_Exercise_. Look through the material below. Copy each line that contains the string "xlabel".
[start Dataset records]
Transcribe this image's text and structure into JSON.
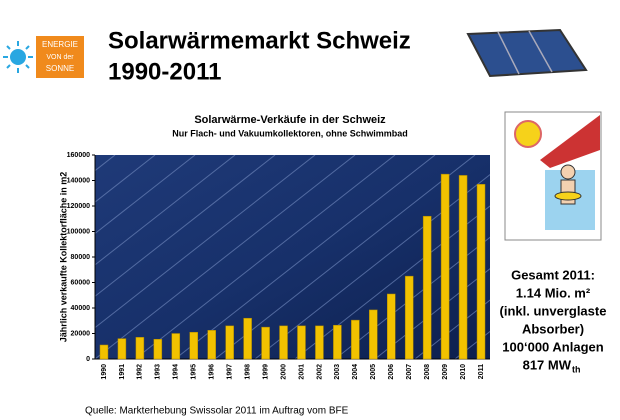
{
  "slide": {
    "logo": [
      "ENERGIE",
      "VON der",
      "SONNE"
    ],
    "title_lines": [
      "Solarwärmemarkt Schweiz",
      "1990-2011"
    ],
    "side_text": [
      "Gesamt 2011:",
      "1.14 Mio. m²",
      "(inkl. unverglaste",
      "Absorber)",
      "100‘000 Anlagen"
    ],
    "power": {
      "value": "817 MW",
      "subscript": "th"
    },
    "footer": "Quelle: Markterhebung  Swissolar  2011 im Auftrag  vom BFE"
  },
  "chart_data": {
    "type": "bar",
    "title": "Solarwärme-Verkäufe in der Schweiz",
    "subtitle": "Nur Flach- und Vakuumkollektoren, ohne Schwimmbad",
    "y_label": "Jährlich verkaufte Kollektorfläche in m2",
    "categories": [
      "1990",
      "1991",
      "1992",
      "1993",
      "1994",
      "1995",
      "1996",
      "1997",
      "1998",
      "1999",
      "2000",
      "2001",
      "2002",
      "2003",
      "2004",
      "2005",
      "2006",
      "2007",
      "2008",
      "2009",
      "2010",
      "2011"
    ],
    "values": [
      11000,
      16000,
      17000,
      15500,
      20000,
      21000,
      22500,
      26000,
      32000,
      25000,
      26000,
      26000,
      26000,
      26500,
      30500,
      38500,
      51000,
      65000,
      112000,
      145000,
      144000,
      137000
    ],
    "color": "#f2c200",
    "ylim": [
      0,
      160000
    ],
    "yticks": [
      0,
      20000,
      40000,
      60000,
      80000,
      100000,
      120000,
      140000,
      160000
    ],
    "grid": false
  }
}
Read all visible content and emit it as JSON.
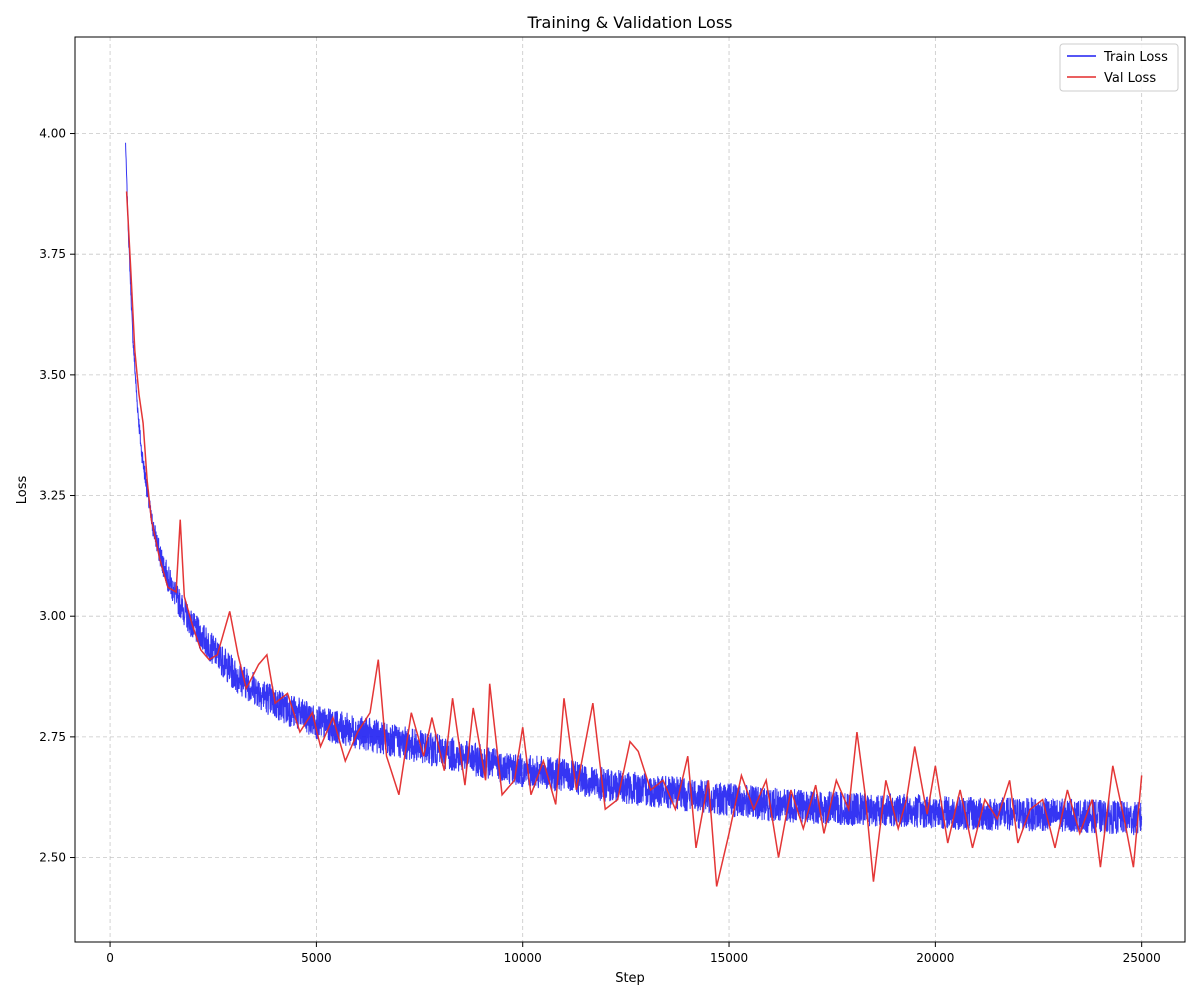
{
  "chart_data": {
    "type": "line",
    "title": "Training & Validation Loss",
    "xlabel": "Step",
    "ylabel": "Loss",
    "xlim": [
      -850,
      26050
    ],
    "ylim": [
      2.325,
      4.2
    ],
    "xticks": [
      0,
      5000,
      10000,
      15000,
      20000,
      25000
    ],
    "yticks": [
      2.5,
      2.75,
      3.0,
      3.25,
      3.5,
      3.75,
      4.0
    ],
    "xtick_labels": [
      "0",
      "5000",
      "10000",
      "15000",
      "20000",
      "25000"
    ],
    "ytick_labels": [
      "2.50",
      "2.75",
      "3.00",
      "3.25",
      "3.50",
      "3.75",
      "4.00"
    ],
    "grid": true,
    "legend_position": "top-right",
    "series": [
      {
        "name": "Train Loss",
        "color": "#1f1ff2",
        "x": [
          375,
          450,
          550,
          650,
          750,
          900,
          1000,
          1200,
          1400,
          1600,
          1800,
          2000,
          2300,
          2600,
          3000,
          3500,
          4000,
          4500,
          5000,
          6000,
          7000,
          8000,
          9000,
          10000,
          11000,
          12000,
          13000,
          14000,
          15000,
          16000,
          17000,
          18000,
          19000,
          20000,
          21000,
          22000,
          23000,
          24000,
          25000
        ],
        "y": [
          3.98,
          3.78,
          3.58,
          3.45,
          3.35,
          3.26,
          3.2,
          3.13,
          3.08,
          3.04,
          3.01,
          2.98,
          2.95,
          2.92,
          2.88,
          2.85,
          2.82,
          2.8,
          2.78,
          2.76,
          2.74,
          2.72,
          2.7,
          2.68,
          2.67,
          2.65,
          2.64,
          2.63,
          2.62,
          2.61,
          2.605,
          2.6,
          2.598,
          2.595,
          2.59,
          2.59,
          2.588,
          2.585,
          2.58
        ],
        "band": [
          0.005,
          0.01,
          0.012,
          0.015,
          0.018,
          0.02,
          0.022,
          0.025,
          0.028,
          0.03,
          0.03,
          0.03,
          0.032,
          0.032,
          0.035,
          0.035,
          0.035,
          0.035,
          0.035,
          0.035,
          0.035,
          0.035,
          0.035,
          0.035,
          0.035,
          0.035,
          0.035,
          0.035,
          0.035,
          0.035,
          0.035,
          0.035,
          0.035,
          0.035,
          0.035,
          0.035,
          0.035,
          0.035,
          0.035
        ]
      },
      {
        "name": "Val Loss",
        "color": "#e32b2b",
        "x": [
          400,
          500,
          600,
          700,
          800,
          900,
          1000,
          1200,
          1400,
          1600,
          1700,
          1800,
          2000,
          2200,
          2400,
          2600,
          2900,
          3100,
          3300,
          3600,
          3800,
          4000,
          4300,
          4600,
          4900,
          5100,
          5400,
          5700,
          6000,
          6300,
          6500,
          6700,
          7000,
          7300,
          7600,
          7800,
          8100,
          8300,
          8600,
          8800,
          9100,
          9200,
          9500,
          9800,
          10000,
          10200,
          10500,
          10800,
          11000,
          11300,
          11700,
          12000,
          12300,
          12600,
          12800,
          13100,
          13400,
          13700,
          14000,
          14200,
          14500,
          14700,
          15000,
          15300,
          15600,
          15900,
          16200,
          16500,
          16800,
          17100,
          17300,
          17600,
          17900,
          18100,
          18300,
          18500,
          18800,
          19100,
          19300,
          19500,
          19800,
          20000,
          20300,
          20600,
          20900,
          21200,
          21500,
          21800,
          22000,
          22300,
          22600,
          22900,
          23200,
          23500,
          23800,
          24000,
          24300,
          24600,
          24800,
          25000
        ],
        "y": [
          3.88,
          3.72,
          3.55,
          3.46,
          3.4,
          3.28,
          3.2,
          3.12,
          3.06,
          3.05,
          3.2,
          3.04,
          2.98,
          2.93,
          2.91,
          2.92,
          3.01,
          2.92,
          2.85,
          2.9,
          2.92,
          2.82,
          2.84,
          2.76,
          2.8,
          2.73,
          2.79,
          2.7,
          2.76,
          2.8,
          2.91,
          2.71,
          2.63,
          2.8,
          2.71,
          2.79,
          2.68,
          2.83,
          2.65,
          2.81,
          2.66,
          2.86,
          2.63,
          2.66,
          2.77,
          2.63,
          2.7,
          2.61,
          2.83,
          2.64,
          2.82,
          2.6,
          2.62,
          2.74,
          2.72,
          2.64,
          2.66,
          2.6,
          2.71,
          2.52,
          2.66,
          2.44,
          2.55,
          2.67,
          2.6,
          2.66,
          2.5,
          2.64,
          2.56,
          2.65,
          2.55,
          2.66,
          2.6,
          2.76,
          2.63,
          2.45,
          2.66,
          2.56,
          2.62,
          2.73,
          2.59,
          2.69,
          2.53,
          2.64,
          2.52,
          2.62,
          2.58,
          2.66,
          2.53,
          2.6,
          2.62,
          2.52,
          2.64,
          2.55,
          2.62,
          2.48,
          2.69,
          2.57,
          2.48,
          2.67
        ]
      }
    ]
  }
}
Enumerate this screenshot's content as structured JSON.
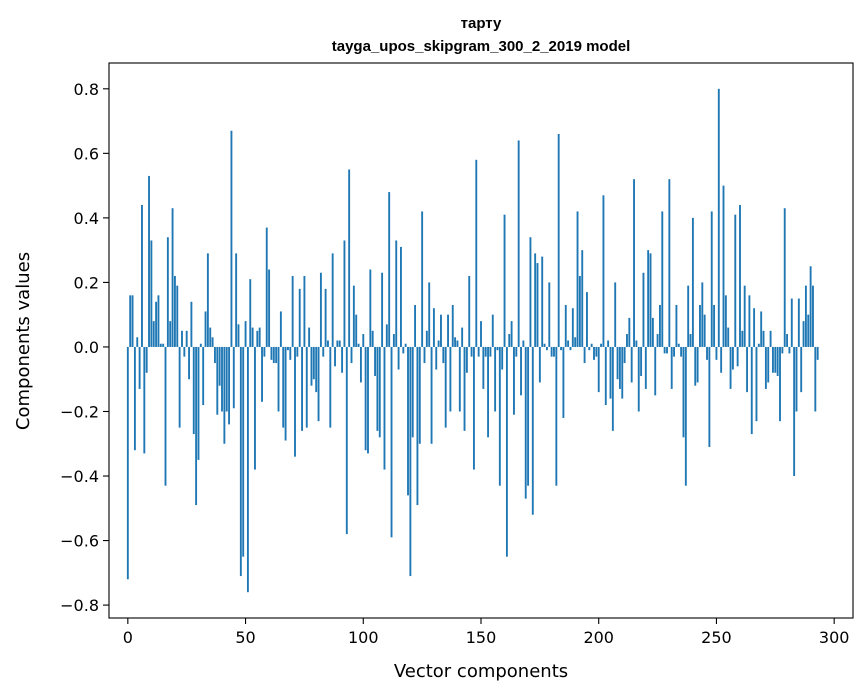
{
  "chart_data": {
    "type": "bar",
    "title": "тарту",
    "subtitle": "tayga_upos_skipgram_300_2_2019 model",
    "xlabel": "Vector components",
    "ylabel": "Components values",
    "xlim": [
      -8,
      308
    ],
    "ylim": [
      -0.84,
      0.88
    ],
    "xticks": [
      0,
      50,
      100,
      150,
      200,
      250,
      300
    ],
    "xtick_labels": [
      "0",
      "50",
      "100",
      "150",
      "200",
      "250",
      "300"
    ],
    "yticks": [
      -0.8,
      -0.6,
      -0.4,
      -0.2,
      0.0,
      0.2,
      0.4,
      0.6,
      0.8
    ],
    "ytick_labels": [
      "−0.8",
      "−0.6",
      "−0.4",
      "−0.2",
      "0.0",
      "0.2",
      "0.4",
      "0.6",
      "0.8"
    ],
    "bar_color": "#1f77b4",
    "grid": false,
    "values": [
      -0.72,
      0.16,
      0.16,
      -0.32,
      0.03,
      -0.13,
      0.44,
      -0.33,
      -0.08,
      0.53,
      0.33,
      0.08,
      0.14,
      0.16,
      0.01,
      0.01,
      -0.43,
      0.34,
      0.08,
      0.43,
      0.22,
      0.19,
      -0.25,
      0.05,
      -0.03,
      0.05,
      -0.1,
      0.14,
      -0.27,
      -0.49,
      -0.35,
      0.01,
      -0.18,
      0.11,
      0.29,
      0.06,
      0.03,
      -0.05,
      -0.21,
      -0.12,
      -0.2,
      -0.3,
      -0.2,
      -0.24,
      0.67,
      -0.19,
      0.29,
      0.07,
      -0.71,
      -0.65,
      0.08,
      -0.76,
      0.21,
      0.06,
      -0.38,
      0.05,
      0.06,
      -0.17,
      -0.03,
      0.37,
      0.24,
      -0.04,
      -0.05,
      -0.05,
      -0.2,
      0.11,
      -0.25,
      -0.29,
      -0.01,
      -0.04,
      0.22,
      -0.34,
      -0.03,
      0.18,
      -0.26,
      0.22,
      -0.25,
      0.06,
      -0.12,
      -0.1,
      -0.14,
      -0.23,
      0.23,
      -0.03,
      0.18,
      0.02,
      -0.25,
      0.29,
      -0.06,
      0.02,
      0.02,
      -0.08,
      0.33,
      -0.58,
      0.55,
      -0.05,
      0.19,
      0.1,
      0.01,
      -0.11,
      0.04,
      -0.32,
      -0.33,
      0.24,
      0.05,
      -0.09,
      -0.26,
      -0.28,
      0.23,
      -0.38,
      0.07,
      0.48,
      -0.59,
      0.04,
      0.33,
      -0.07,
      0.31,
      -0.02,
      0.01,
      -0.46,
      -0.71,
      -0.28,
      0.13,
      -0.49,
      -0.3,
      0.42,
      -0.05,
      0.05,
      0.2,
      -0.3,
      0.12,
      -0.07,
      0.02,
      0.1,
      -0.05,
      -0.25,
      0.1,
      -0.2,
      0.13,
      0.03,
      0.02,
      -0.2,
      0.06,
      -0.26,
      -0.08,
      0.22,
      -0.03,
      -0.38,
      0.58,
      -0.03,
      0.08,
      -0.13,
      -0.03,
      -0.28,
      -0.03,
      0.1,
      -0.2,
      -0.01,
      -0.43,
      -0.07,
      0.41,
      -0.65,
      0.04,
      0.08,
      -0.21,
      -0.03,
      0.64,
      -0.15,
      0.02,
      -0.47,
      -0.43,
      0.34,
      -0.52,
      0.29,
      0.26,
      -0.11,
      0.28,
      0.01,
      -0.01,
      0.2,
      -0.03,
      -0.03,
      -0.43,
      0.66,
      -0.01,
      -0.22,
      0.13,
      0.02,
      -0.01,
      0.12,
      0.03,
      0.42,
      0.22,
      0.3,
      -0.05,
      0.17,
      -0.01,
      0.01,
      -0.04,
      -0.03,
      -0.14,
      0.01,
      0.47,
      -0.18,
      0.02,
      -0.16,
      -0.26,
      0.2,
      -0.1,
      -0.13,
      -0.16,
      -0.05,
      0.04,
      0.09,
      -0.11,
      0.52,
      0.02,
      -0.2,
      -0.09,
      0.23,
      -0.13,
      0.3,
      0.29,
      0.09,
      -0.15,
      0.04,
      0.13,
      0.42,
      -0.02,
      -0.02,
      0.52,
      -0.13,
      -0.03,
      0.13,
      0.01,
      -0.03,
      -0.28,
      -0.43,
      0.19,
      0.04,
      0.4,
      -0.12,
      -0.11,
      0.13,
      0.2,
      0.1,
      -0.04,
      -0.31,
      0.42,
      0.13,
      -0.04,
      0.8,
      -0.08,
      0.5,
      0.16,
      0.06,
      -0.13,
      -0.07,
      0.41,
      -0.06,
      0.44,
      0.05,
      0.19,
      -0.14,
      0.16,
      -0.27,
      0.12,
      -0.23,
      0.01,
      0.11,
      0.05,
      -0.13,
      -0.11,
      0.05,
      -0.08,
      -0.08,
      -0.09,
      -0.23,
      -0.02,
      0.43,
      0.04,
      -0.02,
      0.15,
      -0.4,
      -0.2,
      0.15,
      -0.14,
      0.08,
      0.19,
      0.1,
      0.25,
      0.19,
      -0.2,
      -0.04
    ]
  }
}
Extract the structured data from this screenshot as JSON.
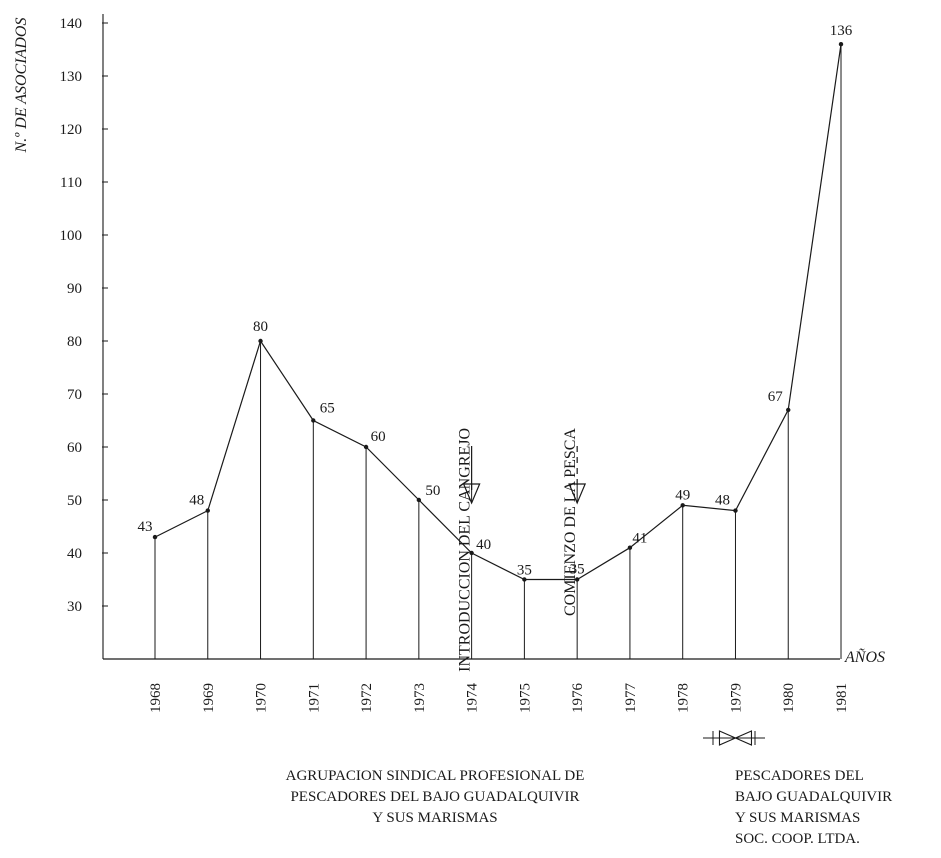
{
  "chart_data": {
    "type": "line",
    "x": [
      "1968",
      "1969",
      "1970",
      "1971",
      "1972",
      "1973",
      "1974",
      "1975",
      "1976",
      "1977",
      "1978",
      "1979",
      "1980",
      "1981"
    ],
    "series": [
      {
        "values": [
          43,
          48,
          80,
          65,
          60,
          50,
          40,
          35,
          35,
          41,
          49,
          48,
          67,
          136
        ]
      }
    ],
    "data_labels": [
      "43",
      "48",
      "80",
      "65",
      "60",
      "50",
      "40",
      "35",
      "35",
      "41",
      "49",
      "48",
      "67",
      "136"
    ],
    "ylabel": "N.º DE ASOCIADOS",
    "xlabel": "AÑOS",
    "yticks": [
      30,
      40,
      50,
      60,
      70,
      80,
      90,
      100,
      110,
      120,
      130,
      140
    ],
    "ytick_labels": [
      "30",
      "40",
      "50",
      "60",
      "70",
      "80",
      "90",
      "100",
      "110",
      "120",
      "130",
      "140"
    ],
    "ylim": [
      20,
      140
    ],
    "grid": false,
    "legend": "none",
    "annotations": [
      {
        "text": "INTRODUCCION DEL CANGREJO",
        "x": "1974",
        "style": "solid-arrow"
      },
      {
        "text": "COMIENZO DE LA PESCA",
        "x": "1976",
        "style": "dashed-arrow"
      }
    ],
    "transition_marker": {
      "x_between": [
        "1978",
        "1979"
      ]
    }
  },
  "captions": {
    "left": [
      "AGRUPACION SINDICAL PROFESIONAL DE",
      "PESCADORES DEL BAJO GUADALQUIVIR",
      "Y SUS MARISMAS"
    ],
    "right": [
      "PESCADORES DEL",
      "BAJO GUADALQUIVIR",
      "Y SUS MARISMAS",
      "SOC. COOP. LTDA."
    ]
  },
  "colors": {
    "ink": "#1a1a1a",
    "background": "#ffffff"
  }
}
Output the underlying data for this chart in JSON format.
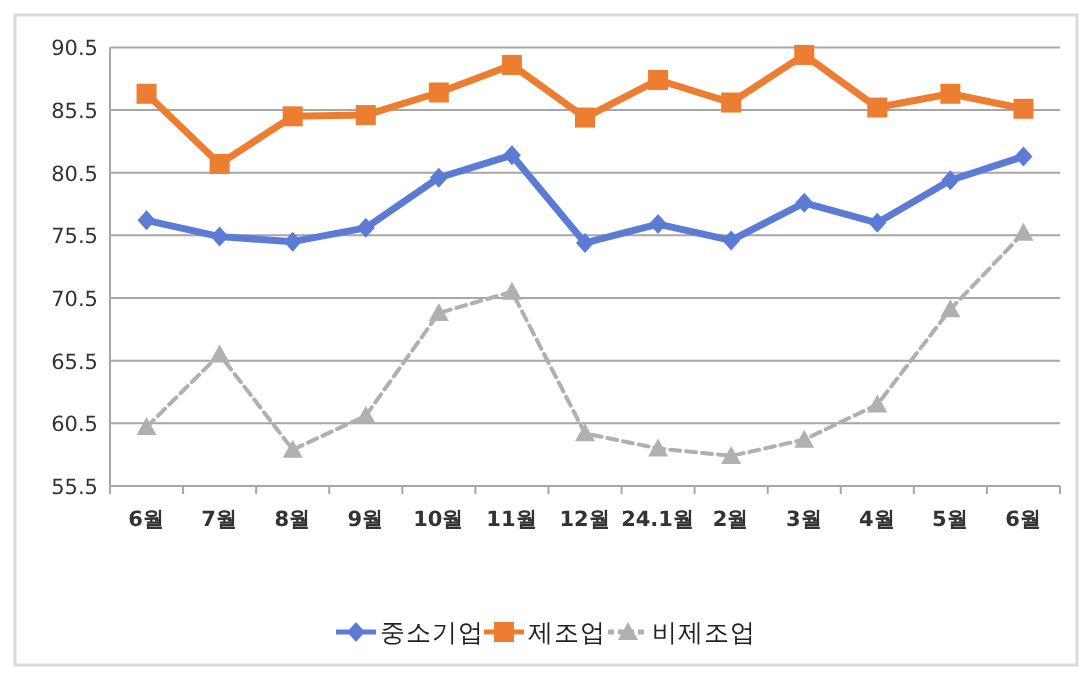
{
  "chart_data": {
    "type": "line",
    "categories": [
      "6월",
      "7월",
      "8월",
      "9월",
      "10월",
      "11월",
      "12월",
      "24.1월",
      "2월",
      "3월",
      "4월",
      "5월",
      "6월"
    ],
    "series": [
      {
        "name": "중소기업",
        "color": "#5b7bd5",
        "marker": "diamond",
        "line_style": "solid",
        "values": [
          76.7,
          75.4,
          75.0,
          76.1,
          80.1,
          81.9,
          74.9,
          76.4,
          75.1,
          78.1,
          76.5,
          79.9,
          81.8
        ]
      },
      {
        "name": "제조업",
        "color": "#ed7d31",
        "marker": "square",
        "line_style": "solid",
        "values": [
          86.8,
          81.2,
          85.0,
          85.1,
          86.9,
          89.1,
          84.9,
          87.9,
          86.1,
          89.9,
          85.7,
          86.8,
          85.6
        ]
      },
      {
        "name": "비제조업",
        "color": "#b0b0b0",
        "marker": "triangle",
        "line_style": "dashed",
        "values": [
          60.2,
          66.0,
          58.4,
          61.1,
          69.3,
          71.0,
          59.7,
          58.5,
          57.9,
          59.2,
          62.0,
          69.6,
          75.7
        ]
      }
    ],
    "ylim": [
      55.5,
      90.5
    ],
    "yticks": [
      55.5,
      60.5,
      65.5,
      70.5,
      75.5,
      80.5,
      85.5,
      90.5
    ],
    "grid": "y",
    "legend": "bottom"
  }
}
[end Dataset records]
_Worked solution_.
    "xlabel": "Step",
    "xlabel": "Vector components",
    "xlabel": "AÑOS",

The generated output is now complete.